Isolate every line in the records below with "screenshot" in it.

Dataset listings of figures
:::::

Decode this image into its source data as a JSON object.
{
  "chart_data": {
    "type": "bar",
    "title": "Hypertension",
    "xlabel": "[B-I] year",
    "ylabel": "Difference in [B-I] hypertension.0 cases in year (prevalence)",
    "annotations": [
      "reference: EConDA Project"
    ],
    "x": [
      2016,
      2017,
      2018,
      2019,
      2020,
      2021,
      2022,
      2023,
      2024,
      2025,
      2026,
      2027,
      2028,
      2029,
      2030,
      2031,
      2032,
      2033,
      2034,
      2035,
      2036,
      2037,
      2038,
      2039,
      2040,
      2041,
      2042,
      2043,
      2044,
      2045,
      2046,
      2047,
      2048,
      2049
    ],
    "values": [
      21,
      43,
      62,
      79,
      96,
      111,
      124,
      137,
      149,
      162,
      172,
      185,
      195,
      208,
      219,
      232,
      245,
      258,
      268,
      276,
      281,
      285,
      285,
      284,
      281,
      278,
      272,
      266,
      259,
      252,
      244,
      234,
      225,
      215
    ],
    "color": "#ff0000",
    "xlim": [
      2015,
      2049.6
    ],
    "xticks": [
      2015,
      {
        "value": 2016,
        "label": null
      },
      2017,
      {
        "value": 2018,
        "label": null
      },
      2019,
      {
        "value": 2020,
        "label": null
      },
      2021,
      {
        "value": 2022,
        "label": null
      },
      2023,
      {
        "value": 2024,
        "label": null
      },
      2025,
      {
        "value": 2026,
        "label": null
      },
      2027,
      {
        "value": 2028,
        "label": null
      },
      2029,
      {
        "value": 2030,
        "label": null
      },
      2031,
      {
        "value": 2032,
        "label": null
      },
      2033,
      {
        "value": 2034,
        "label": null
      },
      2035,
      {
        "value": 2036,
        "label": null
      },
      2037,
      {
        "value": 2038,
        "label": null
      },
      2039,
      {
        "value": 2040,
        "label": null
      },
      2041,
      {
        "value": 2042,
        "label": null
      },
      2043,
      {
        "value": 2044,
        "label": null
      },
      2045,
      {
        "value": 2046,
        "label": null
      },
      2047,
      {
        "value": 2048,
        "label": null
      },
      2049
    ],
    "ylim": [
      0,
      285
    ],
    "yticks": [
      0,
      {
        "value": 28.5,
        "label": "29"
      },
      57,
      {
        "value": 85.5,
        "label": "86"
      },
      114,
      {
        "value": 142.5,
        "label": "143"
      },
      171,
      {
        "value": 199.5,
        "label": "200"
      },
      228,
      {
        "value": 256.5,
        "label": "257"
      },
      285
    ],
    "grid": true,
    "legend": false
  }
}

:::::

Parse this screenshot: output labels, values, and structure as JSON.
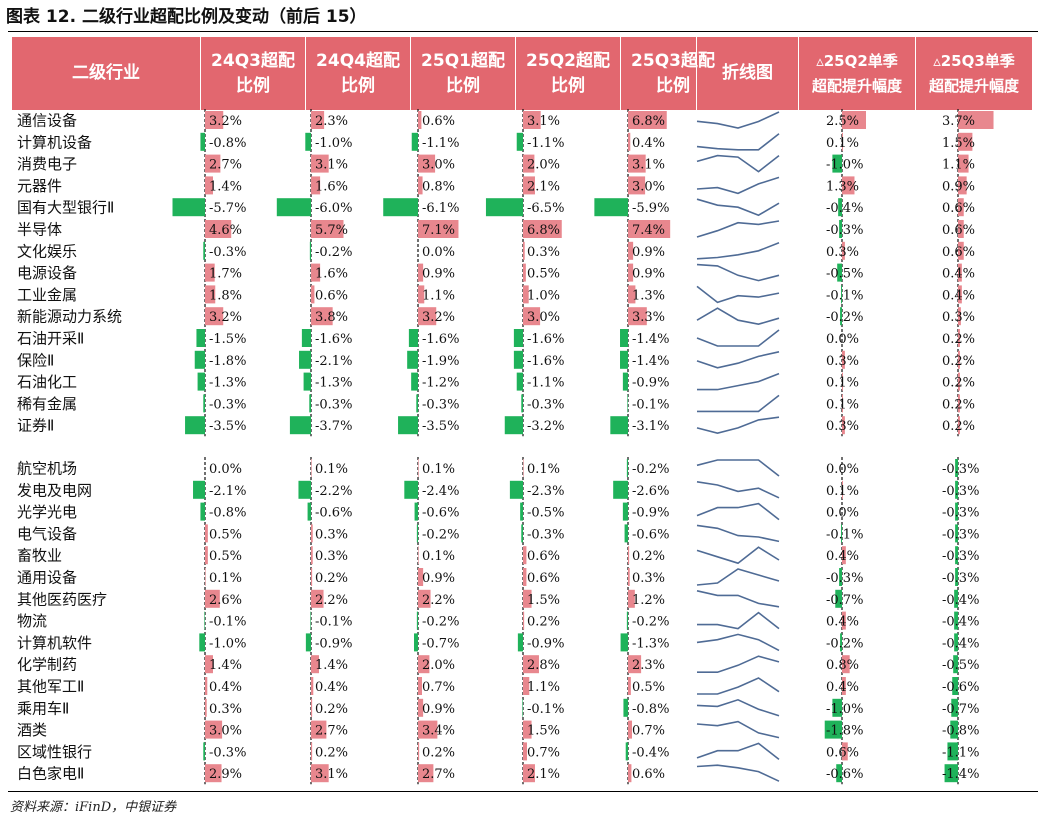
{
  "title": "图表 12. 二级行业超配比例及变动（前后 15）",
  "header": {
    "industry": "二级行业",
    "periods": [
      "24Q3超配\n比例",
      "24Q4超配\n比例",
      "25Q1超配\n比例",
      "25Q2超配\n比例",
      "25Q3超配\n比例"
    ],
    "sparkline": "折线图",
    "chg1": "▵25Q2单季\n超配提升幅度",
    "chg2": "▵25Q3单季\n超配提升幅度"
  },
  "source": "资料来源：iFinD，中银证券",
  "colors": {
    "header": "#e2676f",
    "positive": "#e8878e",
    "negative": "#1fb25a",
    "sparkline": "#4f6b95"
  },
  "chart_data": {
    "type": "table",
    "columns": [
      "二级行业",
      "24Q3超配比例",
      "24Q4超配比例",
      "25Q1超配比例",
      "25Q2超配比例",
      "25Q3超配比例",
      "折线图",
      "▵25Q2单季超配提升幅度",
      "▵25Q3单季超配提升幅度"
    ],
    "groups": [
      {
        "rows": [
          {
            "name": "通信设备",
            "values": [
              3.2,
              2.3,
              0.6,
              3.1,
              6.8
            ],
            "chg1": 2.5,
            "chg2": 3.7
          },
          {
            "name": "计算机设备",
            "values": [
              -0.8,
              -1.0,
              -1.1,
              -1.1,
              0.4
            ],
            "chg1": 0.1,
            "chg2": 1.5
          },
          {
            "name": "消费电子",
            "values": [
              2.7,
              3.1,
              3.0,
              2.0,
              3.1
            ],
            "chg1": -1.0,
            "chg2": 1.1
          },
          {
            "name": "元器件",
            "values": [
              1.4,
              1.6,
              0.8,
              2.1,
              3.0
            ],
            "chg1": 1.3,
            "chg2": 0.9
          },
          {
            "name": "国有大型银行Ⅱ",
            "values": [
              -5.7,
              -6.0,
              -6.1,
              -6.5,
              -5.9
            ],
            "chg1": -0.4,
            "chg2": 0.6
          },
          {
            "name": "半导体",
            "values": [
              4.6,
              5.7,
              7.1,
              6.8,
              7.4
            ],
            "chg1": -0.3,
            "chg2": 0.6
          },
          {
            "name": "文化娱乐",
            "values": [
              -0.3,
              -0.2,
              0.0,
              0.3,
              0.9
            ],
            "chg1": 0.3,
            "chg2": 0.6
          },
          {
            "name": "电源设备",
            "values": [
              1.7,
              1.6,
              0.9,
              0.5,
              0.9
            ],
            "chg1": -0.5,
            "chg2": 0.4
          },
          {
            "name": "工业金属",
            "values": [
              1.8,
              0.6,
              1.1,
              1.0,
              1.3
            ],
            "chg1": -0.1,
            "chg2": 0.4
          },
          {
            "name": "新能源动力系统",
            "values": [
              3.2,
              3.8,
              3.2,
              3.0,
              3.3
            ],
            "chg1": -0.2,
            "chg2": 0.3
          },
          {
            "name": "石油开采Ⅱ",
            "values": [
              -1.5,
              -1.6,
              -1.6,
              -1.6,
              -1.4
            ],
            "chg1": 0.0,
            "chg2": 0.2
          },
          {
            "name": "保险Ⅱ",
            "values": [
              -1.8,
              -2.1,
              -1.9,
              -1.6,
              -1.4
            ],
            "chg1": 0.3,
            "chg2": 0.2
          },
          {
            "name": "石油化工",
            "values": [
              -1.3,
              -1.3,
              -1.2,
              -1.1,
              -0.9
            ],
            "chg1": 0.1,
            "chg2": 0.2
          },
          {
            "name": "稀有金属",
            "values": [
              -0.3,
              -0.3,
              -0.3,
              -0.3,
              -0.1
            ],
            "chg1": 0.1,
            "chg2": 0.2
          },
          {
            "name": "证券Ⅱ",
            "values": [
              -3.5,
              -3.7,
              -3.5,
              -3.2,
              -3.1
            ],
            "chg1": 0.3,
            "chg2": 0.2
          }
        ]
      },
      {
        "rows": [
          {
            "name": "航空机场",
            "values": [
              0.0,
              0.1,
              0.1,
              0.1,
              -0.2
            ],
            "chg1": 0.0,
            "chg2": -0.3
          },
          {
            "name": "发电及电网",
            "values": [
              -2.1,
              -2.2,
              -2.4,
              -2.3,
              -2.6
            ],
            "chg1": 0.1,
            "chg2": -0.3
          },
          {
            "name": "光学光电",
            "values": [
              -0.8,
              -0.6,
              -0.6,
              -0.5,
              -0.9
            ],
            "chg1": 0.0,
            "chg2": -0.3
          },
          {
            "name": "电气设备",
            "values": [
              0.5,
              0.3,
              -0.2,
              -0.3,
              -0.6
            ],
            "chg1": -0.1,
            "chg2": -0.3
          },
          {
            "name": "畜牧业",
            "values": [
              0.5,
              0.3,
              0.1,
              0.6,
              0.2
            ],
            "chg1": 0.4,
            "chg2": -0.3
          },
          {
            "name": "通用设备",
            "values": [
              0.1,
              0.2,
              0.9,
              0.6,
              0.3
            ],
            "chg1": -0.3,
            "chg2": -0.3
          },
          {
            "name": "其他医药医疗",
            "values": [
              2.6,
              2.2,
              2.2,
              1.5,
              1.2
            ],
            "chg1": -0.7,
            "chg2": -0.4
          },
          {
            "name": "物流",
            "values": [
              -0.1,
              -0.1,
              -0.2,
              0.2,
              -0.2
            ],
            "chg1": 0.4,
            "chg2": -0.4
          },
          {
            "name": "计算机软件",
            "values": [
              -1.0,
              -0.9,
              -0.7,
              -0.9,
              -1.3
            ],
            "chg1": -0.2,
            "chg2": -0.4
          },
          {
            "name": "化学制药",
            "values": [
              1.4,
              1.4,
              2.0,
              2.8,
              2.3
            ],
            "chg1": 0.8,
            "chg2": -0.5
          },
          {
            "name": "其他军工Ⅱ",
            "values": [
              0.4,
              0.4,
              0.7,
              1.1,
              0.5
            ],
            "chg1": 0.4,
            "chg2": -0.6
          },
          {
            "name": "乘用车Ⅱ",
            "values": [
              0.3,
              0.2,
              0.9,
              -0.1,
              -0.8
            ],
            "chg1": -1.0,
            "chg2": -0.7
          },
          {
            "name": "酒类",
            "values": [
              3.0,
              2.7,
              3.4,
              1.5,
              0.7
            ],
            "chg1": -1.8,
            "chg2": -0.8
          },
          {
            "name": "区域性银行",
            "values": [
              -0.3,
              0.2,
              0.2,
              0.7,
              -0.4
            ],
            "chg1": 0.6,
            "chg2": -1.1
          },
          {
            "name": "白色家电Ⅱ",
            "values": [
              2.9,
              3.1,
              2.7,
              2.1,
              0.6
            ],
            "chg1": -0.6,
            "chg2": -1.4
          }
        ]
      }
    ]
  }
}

:::::

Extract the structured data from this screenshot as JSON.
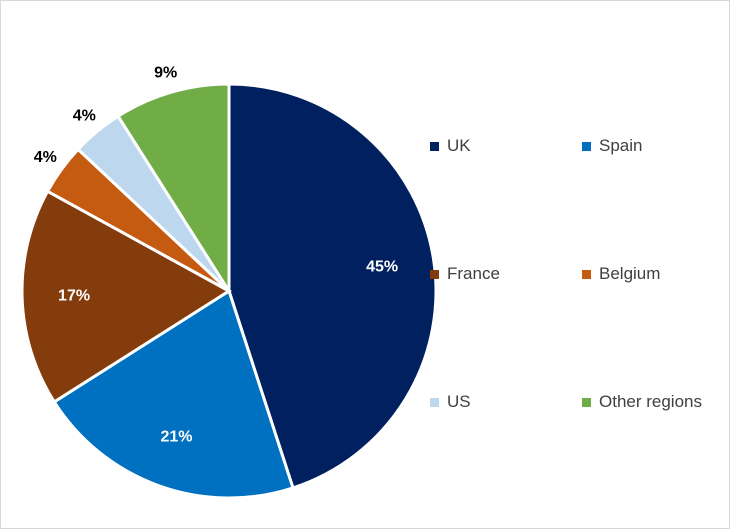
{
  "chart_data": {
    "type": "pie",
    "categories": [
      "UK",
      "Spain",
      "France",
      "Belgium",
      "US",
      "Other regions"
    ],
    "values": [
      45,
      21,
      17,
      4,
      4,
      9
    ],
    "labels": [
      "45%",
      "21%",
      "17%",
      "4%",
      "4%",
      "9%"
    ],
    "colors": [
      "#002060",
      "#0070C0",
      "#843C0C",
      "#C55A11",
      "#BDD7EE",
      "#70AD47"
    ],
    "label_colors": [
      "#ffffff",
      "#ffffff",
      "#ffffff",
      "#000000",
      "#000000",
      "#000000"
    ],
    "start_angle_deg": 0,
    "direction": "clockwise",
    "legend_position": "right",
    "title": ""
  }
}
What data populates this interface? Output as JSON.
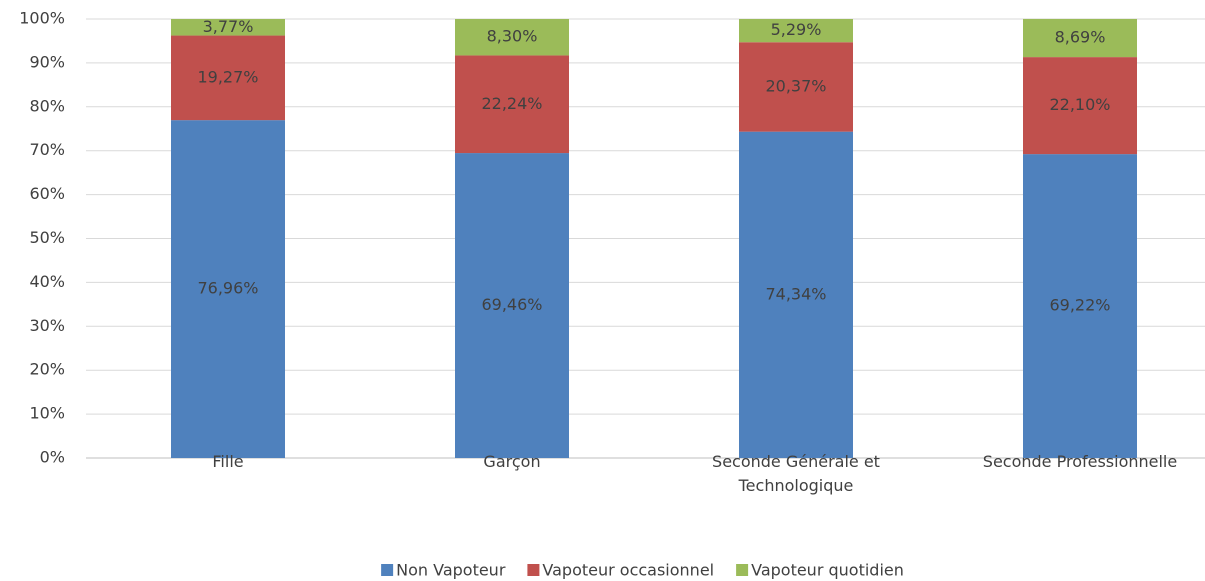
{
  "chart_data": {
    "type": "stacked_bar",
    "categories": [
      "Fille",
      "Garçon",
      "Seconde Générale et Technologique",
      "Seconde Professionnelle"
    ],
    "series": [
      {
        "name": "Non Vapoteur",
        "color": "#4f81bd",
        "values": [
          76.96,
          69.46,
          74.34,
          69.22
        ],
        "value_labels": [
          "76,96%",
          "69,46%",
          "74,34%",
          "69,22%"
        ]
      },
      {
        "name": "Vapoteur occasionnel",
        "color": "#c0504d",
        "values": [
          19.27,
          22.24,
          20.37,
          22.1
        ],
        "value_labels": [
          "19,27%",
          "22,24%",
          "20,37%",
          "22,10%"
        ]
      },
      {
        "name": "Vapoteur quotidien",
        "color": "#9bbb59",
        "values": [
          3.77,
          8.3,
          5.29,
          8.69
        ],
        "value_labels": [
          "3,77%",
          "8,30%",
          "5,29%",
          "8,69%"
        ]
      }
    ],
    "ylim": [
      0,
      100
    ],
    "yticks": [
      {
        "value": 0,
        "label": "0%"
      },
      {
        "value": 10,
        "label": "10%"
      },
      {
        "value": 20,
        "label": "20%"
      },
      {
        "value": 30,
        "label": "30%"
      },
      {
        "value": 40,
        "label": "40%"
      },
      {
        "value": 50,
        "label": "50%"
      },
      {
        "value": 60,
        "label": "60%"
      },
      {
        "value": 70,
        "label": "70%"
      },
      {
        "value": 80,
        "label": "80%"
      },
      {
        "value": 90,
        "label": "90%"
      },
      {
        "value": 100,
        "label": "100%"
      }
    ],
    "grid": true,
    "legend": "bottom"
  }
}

:::::

Answer to this problem:
Parse this screenshot: output labels, values, and structure as JSON.
Extract the structured data from this screenshot as JSON.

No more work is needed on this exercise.